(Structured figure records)
_ _ _

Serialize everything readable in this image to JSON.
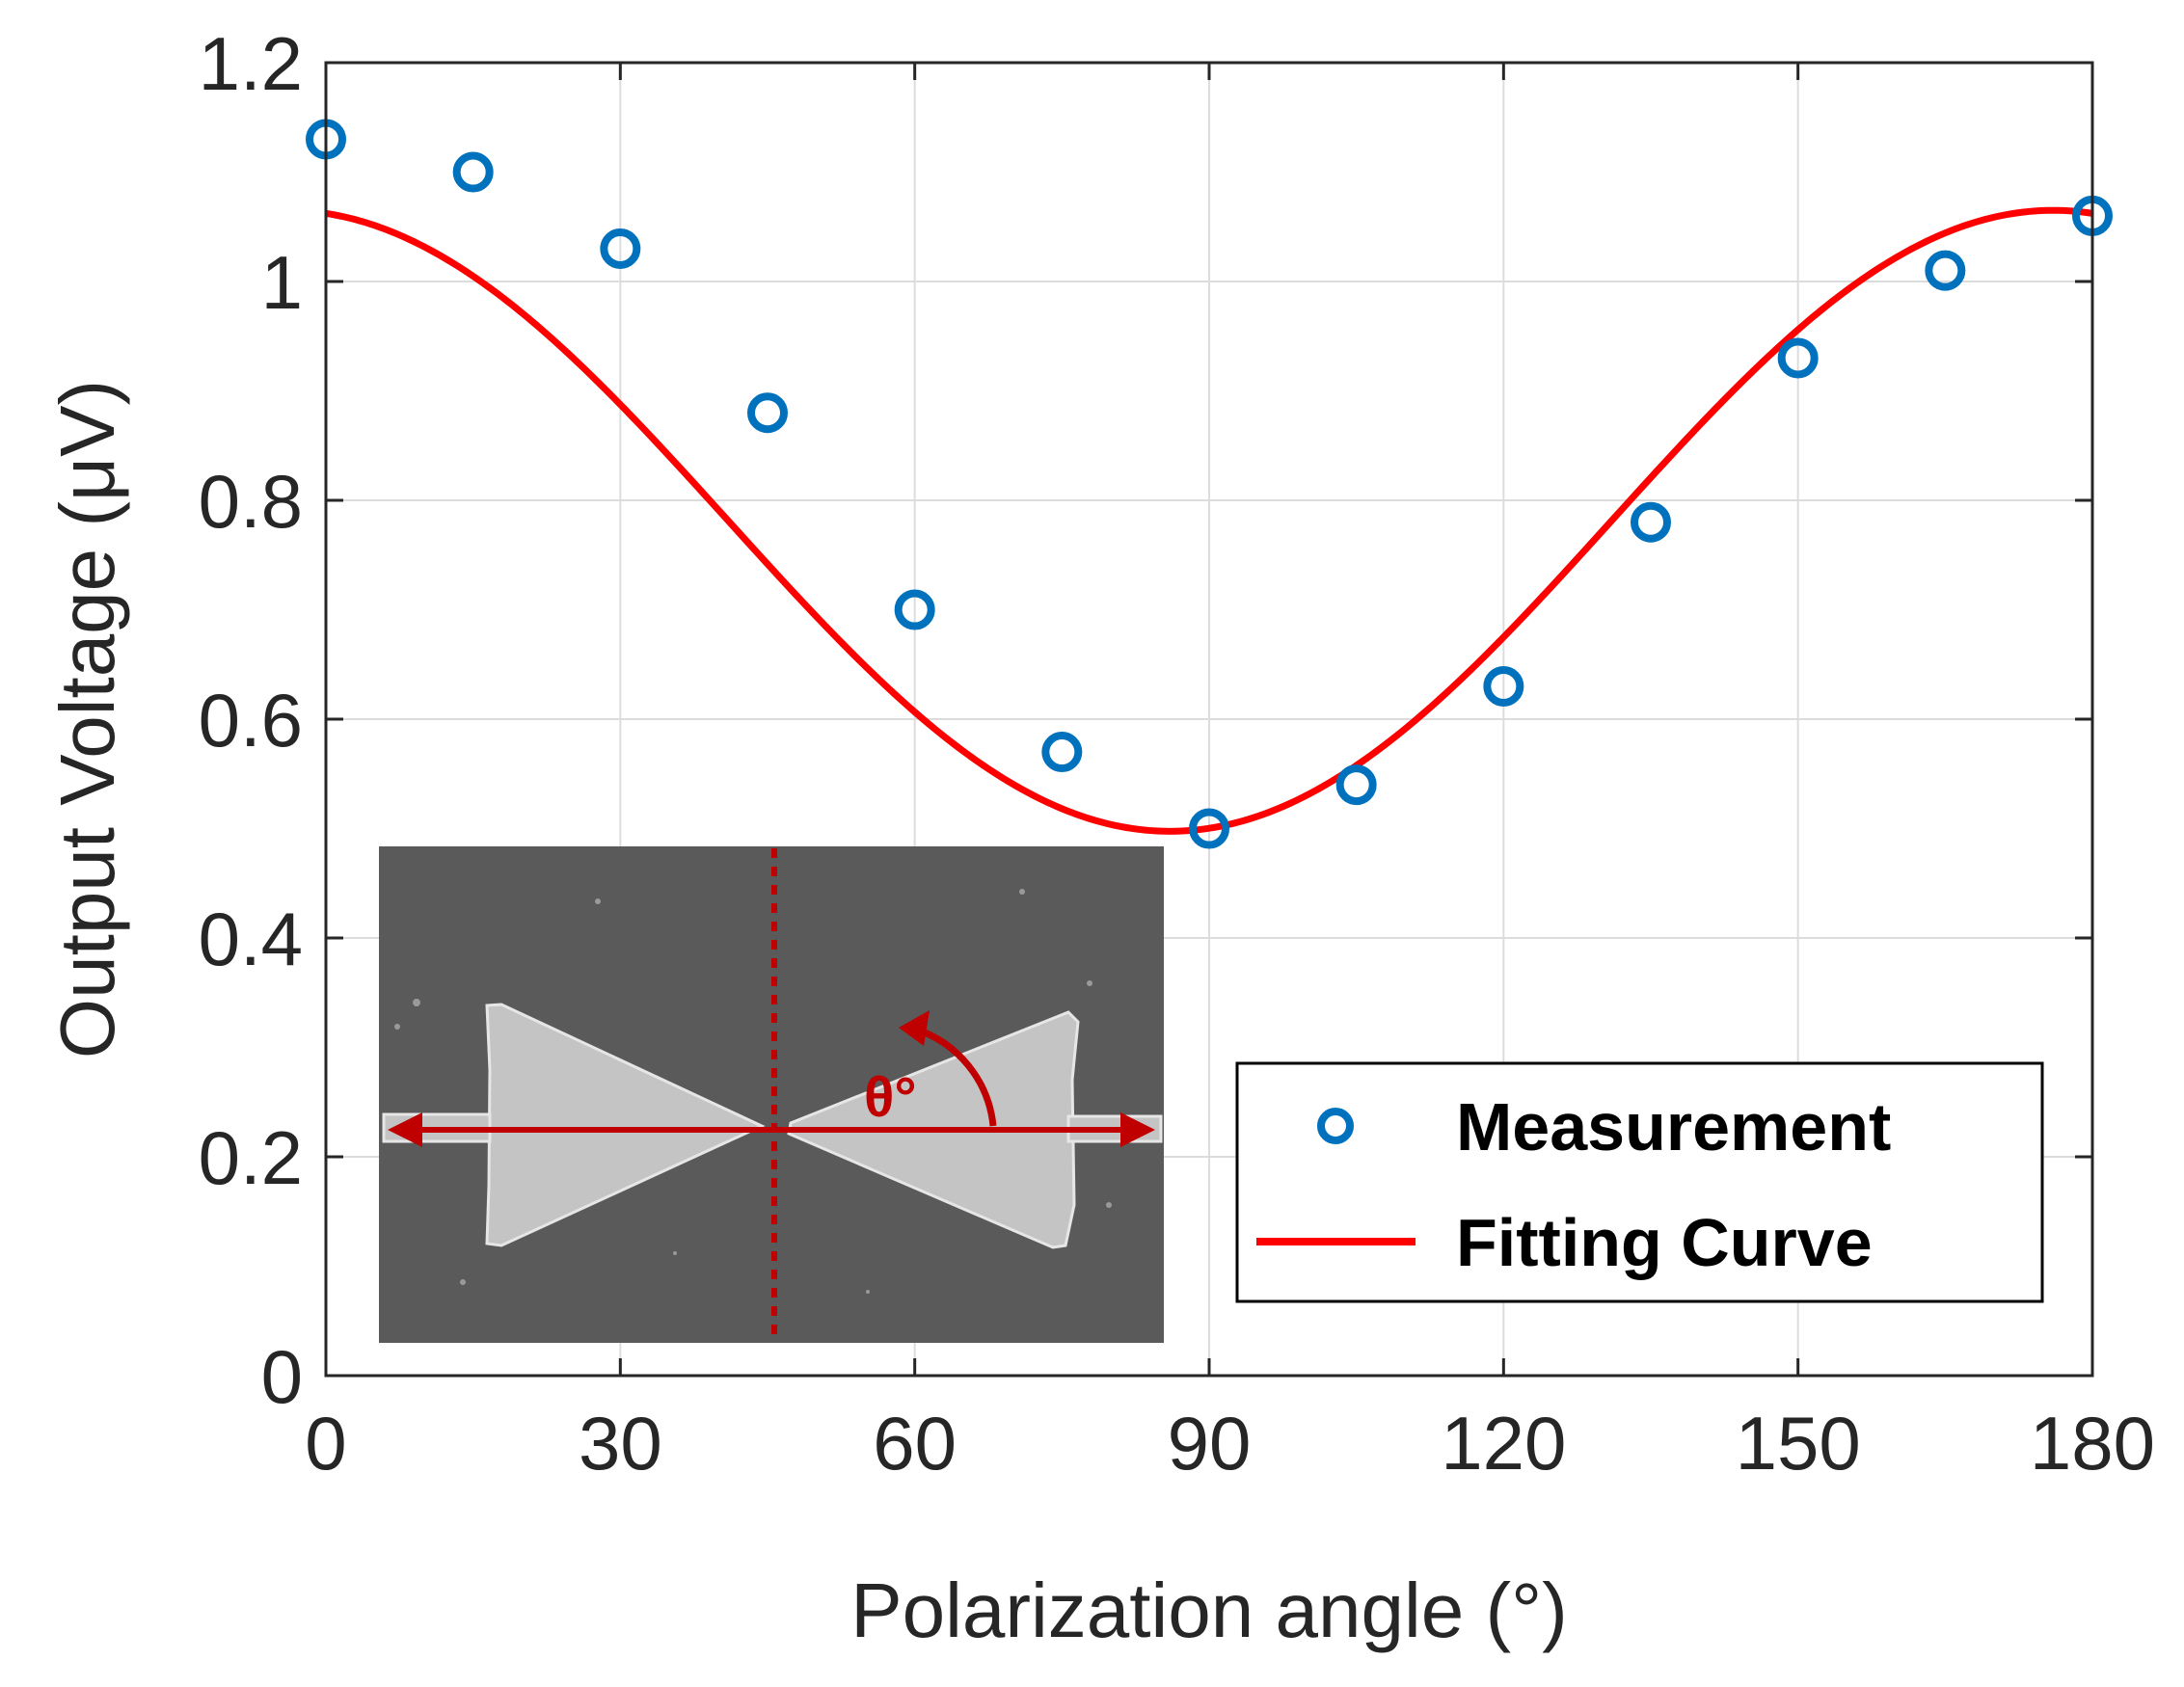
{
  "colors": {
    "measurement": "#0072BD",
    "fit": "#FF0000",
    "arrow": "#C00000",
    "grid": "#DCDCDC",
    "axis": "#262626",
    "sem_bg": "#5a5a5a",
    "sem_device": "#c4c4c4"
  },
  "chart_data": {
    "type": "scatter",
    "xlabel": "Polarization angle (°)",
    "ylabel": "Output Voltage (μV)",
    "xlim": [
      0,
      180
    ],
    "ylim": [
      0,
      1.2
    ],
    "xticks": [
      0,
      30,
      60,
      90,
      120,
      150,
      180
    ],
    "xtick_labels": [
      "0",
      "30",
      "60",
      "90",
      "120",
      "150",
      "180"
    ],
    "yticks": [
      0,
      0.2,
      0.4,
      0.6,
      0.8,
      1.0,
      1.2
    ],
    "ytick_labels": [
      "0",
      "0.2",
      "0.4",
      "0.6",
      "0.8",
      "1",
      "1.2"
    ],
    "grid": true,
    "legend_position": "bottom-right",
    "series": [
      {
        "name": "Measurement",
        "kind": "marker",
        "marker": "circle",
        "x": [
          0,
          15,
          30,
          45,
          60,
          75,
          90,
          105,
          120,
          135,
          150,
          165,
          180
        ],
        "y": [
          1.13,
          1.1,
          1.03,
          0.88,
          0.7,
          0.57,
          0.5,
          0.54,
          0.63,
          0.78,
          0.93,
          1.01,
          1.06
        ]
      },
      {
        "name": "Fitting Curve",
        "kind": "line",
        "model": "y = offset + amplitude * cos^2((x - phase) * pi/180)",
        "params": {
          "offset": 0.4975,
          "amplitude": 0.5675,
          "phase": 176
        }
      }
    ],
    "inset": {
      "description": "SEM image of bow-tie antenna",
      "angle_label": "θ°"
    }
  }
}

_ _ _

● **Your objective**
Without the pictures, extract every entry verbatim.

● **Task solution**
Serialize everything readable in this image to JSON.
{
  "colors": {
    "measurement": "#0072BD",
    "fit": "#FF0000",
    "arrow": "#C00000",
    "grid": "#DCDCDC",
    "axis": "#262626",
    "sem_bg": "#5a5a5a",
    "sem_device": "#c4c4c4"
  },
  "chart_data": {
    "type": "scatter",
    "xlabel": "Polarization angle (°)",
    "ylabel": "Output Voltage (μV)",
    "xlim": [
      0,
      180
    ],
    "ylim": [
      0,
      1.2
    ],
    "xticks": [
      0,
      30,
      60,
      90,
      120,
      150,
      180
    ],
    "xtick_labels": [
      "0",
      "30",
      "60",
      "90",
      "120",
      "150",
      "180"
    ],
    "yticks": [
      0,
      0.2,
      0.4,
      0.6,
      0.8,
      1.0,
      1.2
    ],
    "ytick_labels": [
      "0",
      "0.2",
      "0.4",
      "0.6",
      "0.8",
      "1",
      "1.2"
    ],
    "grid": true,
    "legend_position": "bottom-right",
    "series": [
      {
        "name": "Measurement",
        "kind": "marker",
        "marker": "circle",
        "x": [
          0,
          15,
          30,
          45,
          60,
          75,
          90,
          105,
          120,
          135,
          150,
          165,
          180
        ],
        "y": [
          1.13,
          1.1,
          1.03,
          0.88,
          0.7,
          0.57,
          0.5,
          0.54,
          0.63,
          0.78,
          0.93,
          1.01,
          1.06
        ]
      },
      {
        "name": "Fitting Curve",
        "kind": "line",
        "model": "y = offset + amplitude * cos^2((x - phase) * pi/180)",
        "params": {
          "offset": 0.4975,
          "amplitude": 0.5675,
          "phase": 176
        }
      }
    ],
    "inset": {
      "description": "SEM image of bow-tie antenna",
      "angle_label": "θ°"
    }
  }
}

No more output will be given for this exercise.